Compendium of the Social Doctrine of the Church…

…judges Francis’ idea on the role of the Church

  • The Church’s social doctrine interprets realities based on their conformity with or divergence from the lines of the Gospel teaching

The Church’s social doctrine “belongs to the field, not of ideology, but of theology and particularly of moral theology”. It cannot be defined according to socio-economic parameters. It is not an ideological or pragmatic system intended to define and generate economic, political and social relationships, but is a category unto itself. It is “the accurate formulation of the results of a careful reflection on the complex realities of human existence, in society and in the international order, in the light of faith and of the Church’s tradition. Its main aim is to interpret these realities, determining their conformity with or divergence from the lines of the Gospel teaching on man and his vocation, a vocation which is at once earthly and transcendent; its aim is thus to guide Christian behaviour”. (Pontifical Council for Justice and Peace. Compendium of the Social Doctrine of the Church, no. 72)

…judges Francis’ idea on the Church’s moral teaching

  • The Church’s social doctrine is of a theological and not an ideological nature – it is aimed at guiding people’s behaviour

The Church’s social doctrine “belongs to the field, not of ideology, but of theology and particularly of moral theology”. It cannot be defined according to socio-economic parameters. It is not an ideological or pragmatic system intended to define and generate economic, political and social relationships, but is a category unto itself. It is “the accurate formulation of the results of a careful reflection on the complex realities of human existence, in society and in the international order, in the light of faith and of the Church’s tradition. Its main aim is to interpret these realities, determining their conformity with or divergence from the lines of the Gospel teaching on man and his vocation, a vocation which is at once earthly and transcendent; its aim is thus to guide Christian behavior”. The Church’s social doctrine is therefore of a theological nature, specifically theological-moral, “since it is a doctrine aimed at guiding people’s behavior”. “This teaching … is to be found at the crossroads where Christian life and conscience come into contact with the real world. [It] is seen in the efforts of individuals, families, people involved in cultural and social life, as well as politicians and statesmen to give it a concrete form and application in history.” (Compendium of the Social Doctrine of the Church, no. 7273)

…judges Francis’ idea on family

  • Making ‘de facto unions’ legally equivalent to the family discredits the model of the family

Making ‘de facto unions’ legally equivalent to the family would discredit the model of the family, which cannot be brought about in a precarious relationship between persons but only in a permanent union originating in marriage, that is, in a covenant between one man and one women, founded on the mutual and free choice that entails full conjugal communion oriented towards procreation. (Compendium of the Social Doctrine of the Church, no. 227)

▶ _Stated task A_
Quote word for word the part of the social doctrine page that opens with the words containing "Making ‘de facto unions’ legally equivalent to the family would" and closes with "Church, no. 227)".
▶ _Stated task B_
Using the social doctrine page, answer yes or no for each statement and quote the words that decide it: (i) the family model can be realized only in a permanent union originating in marriage; (ii) the Church's social doctrine belongs to the field of ideology; (iii) the Church's social doctrine can be defined according to socio-economic parameters.
None of the entries has any connection to the social doctrine page.

▶ _Provided data_
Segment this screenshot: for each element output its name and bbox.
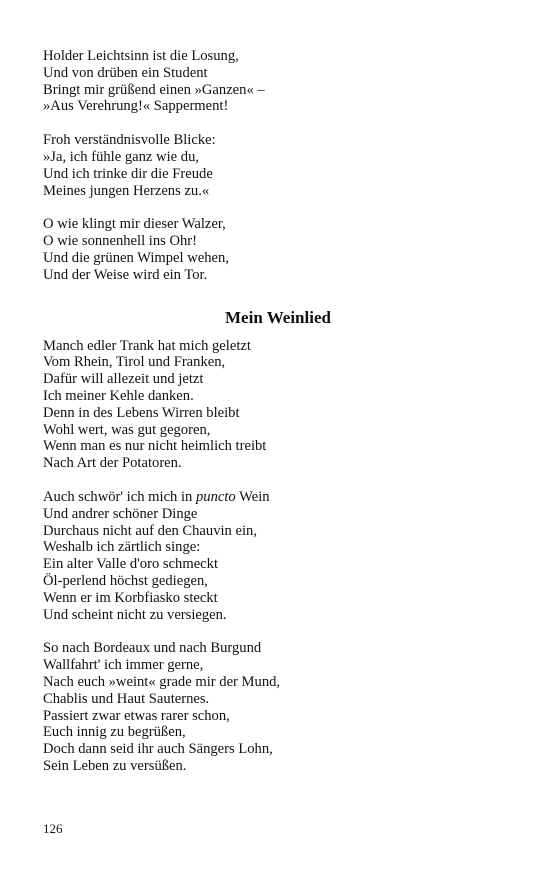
verse-line: Öl-perlend höchst gediegen, xyxy=(43,572,208,589)
verse-line: Euch innig zu begrüßen, xyxy=(43,724,186,741)
verse-line: Wallfahrt' ich immer gerne, xyxy=(43,657,204,674)
verse-line: Holder Leichtsinn ist die Losung, xyxy=(43,48,239,64)
stanza-gap xyxy=(43,623,513,640)
verse-line: O wie sonnenhell ins Ohr! xyxy=(43,233,198,250)
verse-line: Wenn er im Korbfiasko steckt xyxy=(43,589,218,606)
verse-line: »Aus Verehrung!« Sapperment! xyxy=(43,98,229,115)
verse-line: Passiert zwar etwas rarer schon, xyxy=(43,707,230,724)
stanza xyxy=(43,132,513,199)
stanza xyxy=(43,640,513,774)
verse-line: Vom Rhein, Tirol und Franken, xyxy=(43,354,226,371)
verse-line: Bringt mir grüßend einen »Ganzen« – xyxy=(43,81,265,98)
verse-line: O wie klingt mir dieser Walzer, xyxy=(43,216,226,233)
verse-line: Wohl wert, was gut gegoren, xyxy=(43,421,211,438)
verse-line: Dafür will allezeit und jetzt xyxy=(43,371,204,388)
stanza xyxy=(43,48,513,115)
verse-line: Und die grünen Wimpel wehen, xyxy=(43,249,229,266)
verse-line: Meines jungen Herzens zu.« xyxy=(43,182,210,199)
verse-line: Ein alter Valle d'oro schmeckt xyxy=(43,556,218,573)
stanza xyxy=(43,216,513,283)
verse-line: Und der Weise wird ein Tor. xyxy=(43,266,208,283)
verse-line: Manch edler Trank hat mich geletzt xyxy=(43,337,251,354)
verse-line: Und andrer schöner Dinge xyxy=(43,505,198,522)
verse-line: Chablis und Haut Sauternes. xyxy=(43,690,210,707)
verse-line: »Ja, ich fühle ganz wie du, xyxy=(43,148,200,165)
stanza-gap xyxy=(43,472,513,489)
verse-line: Sein Leben zu versüßen. xyxy=(43,757,187,774)
verse-text: Wein xyxy=(235,488,270,505)
verse-line: Und von drüben ein Student xyxy=(43,64,208,81)
verse-line: Denn in des Lebens Wirren bleibt xyxy=(43,404,240,421)
verse-line: Froh verständnisvolle Blicke: xyxy=(43,132,216,149)
verse-line: So nach Bordeaux und nach Burgund xyxy=(43,640,262,657)
verse-text: Auch schwör' ich mich in xyxy=(43,488,196,505)
verse-line: Doch dann seid ihr auch Sängers Lohn, xyxy=(43,741,273,758)
verse-line: Und scheint nicht zu versiegen. xyxy=(43,606,227,623)
verse-line: Wenn man es nur nicht heimlich treibt xyxy=(43,438,267,455)
verse-line: Durchaus nicht auf den Chauvin ein, xyxy=(43,522,257,539)
stanza xyxy=(43,338,513,472)
page-body xyxy=(43,48,513,775)
verse-line: Und ich trinke dir die Freude xyxy=(43,165,213,182)
poem-title: Mein Weinlied xyxy=(225,307,331,327)
stanza xyxy=(43,489,513,623)
verse-line: Ich meiner Kehle danken. xyxy=(43,387,194,404)
verse-line: Nach Art der Potatoren. xyxy=(43,455,182,472)
verse-line: Weshalb ich zärtlich singe: xyxy=(43,539,201,556)
stanza-gap xyxy=(43,199,513,216)
stanza-gap xyxy=(43,115,513,132)
poem-mein-weinlied xyxy=(43,338,513,775)
verse-italic-text: puncto xyxy=(196,488,236,505)
verse-line: Nach euch »weint« grade mir der Mund, xyxy=(43,673,281,690)
page-number: 126 xyxy=(43,821,63,836)
poem-continued xyxy=(43,48,513,284)
verse-line xyxy=(43,489,513,506)
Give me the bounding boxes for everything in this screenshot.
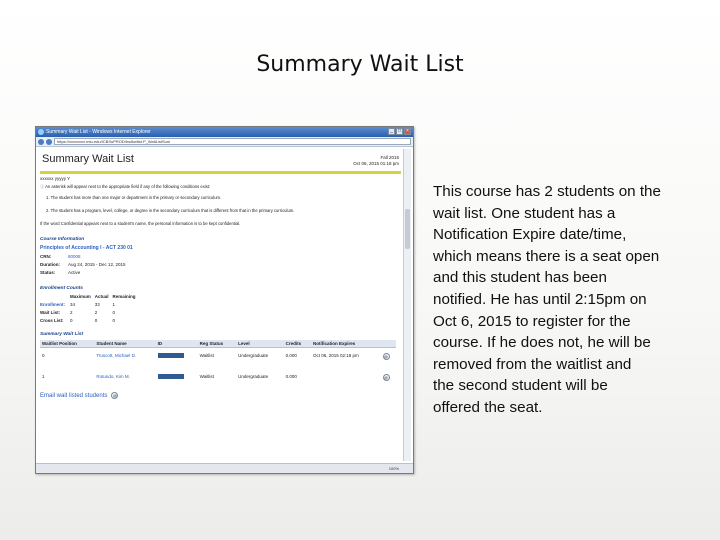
close-icon[interactable]: × <box>404 128 411 135</box>
info-row-status <box>40 270 401 275</box>
term-info <box>353 155 399 167</box>
table-cell: 0.000 <box>285 374 297 379</box>
table-cell: Undergraduate <box>238 353 269 358</box>
table-cell: Waitlist <box>199 353 214 358</box>
browser-screenshot <box>35 126 414 474</box>
table-cell: Cross List: <box>40 318 64 323</box>
email-student-icon[interactable]: @ <box>384 354 389 359</box>
browser-titlebar <box>36 127 413 137</box>
condition-2: 2. The student has a program, level, college, or degree in the secondary curriculum that is different from that in the primary curriculum. <box>46 208 295 213</box>
table-cell <box>311 369 381 390</box>
status-value: Active <box>68 270 81 275</box>
page-content <box>40 149 401 465</box>
student-name-link[interactable]: Truscott, Michael D. <box>96 353 137 358</box>
table-cell: 2 <box>70 310 73 315</box>
header-rule <box>40 171 401 174</box>
waitlist-header: ID <box>156 340 198 348</box>
waitlist-header: Credits <box>284 340 311 348</box>
zoom-level[interactable]: 100% <box>388 466 399 471</box>
table-cell: 0 <box>42 353 45 358</box>
description-line: which means there is a seat open <box>433 247 660 265</box>
user-name: xxxxxx yyyyy Y <box>40 176 71 181</box>
email-row <box>40 392 401 399</box>
slide-description <box>433 181 693 419</box>
url-field[interactable]: https://xxxxxxxx.mtu.edu/ICBSuPROD/bwlkwtlst.P_WaitListSum <box>54 138 411 145</box>
table-row <box>40 348 396 370</box>
description-line: removed from the waitlist and <box>433 355 632 373</box>
maximize-icon[interactable]: □ <box>397 128 402 134</box>
crn-label: CRN: <box>40 254 52 259</box>
email-icon[interactable]: @ <box>112 393 117 398</box>
table-cell: 33 <box>94 302 100 307</box>
waitlist-header: Student Name <box>94 340 155 348</box>
status-bar <box>36 463 413 473</box>
table-cell: Oct 06, 2015 02:18 pm <box>312 353 359 358</box>
info-row-duration <box>40 262 401 267</box>
description-line: offered the seat. <box>433 398 543 416</box>
forward-arrow-icon[interactable] <box>46 139 52 145</box>
enrollment-table <box>40 294 140 324</box>
table-cell: Wait List: <box>40 310 61 315</box>
table-cell: 0 <box>112 310 116 315</box>
asterisk-note <box>40 184 401 190</box>
table-row <box>40 316 140 324</box>
table-cell: Undergraduate <box>238 374 269 379</box>
student-id-redacted <box>156 348 198 370</box>
course-name-link[interactable]: Principles of Accounting I - ACT 230 01 <box>40 245 133 251</box>
scroll-thumb[interactable] <box>405 209 410 249</box>
waitlist-header: Notification Expires <box>311 340 381 348</box>
table-cell: 2 <box>94 310 98 315</box>
enrollment-title: Enrollment Counts <box>40 286 83 291</box>
waitlist-table <box>40 340 396 390</box>
description-line: Oct 6, 2015 to register for the <box>433 312 631 330</box>
condition-1: 1. The student has more than one major or department in the primary or secondary curriculum. <box>46 195 222 200</box>
waitlist-header: Level <box>236 340 284 348</box>
back-arrow-icon[interactable] <box>38 139 44 145</box>
waitlist-title: Summary Wait List <box>40 332 84 337</box>
enroll-header-actual: Actual <box>94 294 109 299</box>
description-line: wait list. One student has a <box>433 204 616 222</box>
table-cell: Waitlist <box>199 374 214 379</box>
waitlist-header: Waitlist Position <box>40 340 94 348</box>
student-id-redacted <box>156 369 198 390</box>
table-cell: 0.000 <box>285 353 297 358</box>
info-icon: ⓘ <box>40 184 45 189</box>
address-bar <box>36 137 413 147</box>
table-row <box>40 300 140 308</box>
description-line: This course has 2 students on the <box>433 183 661 200</box>
confidential-note: If the word Confidential appears next to a student's name, the personal information is to be kept confidential. <box>40 221 241 226</box>
asterisk-note-text: An asterisk will appear next to the appropriate field if any of the following conditions exist: <box>45 184 211 189</box>
window-title: Summary Wait List - Windows Internet Explorer <box>46 129 151 135</box>
waitlist-header-action <box>381 340 396 348</box>
enroll-header-max: Maximum <box>70 294 91 299</box>
description-line: course. If he does not, he will be <box>433 334 651 352</box>
course-info-title: Course Information <box>40 237 85 242</box>
slide-title: Summary Wait List <box>256 52 464 77</box>
table-cell: 0 <box>94 318 98 323</box>
description-line: Notification Expire date/time, <box>433 226 627 244</box>
duration-label: Duration: <box>40 262 60 267</box>
table-row <box>40 369 396 390</box>
email-waitlist-link[interactable]: Email wait listed students <box>40 392 108 399</box>
description-line: the second student will be <box>433 377 608 395</box>
term-label: Fall 2015 <box>380 155 399 160</box>
table-row <box>40 308 140 316</box>
enrollment-link[interactable]: Enrollment: <box>40 302 66 307</box>
row-action <box>381 348 396 370</box>
table-cell: 34 <box>70 302 76 307</box>
table-cell: 0 <box>112 318 116 323</box>
table-cell: 1 <box>112 302 116 307</box>
page-heading: Summary Wait List <box>42 153 134 165</box>
waitlist-header: Reg Status <box>198 340 236 348</box>
scrollbar[interactable] <box>403 149 411 461</box>
info-row-crn <box>40 254 401 259</box>
crn-link[interactable]: 80008 <box>68 254 81 259</box>
row-action <box>381 369 396 390</box>
duration-value: Aug 24, 2015 - Dec 12, 2015 <box>68 262 126 267</box>
browser-logo-icon <box>38 129 44 135</box>
status-label: Status: <box>40 270 56 275</box>
student-name-link[interactable]: Rotundo, Kim M. <box>96 374 130 379</box>
description-line: and this student has been <box>433 269 607 287</box>
table-cell: 0 <box>70 318 73 323</box>
description-line: notified. He has until 2:15pm on <box>433 290 647 308</box>
table-cell: 1 <box>42 374 45 379</box>
email-student-icon[interactable]: @ <box>384 375 389 380</box>
enroll-header-remaining: Remaining <box>112 294 136 299</box>
timestamp: Oct 06, 2015 01:18 pm <box>353 161 399 166</box>
minimize-icon[interactable]: _ <box>388 128 395 135</box>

▶ _Written reply A_
Making ‘de facto unions’ legally equivalent to the family would discredit the model of the family, which cannot be brought about in a precarious relationship between persons but only in a permanent union originating in marriage, that is, in a covenant between one man and one women, founded on the mutual and free choice that entails full conjugal communion oriented towards procreation. (Compendium of the Social Doctrine of the Church, no. 227)

▶ _Written reply B_
(i) Yes: "cannot be brought about in a precarious relationship between persons but only in a permanent union originating in marriage"
(ii) No: "belongs to the field, not of ideology, but of theology and particularly of moral theology"
(iii) No: "It cannot be defined according to socio-economic parameters."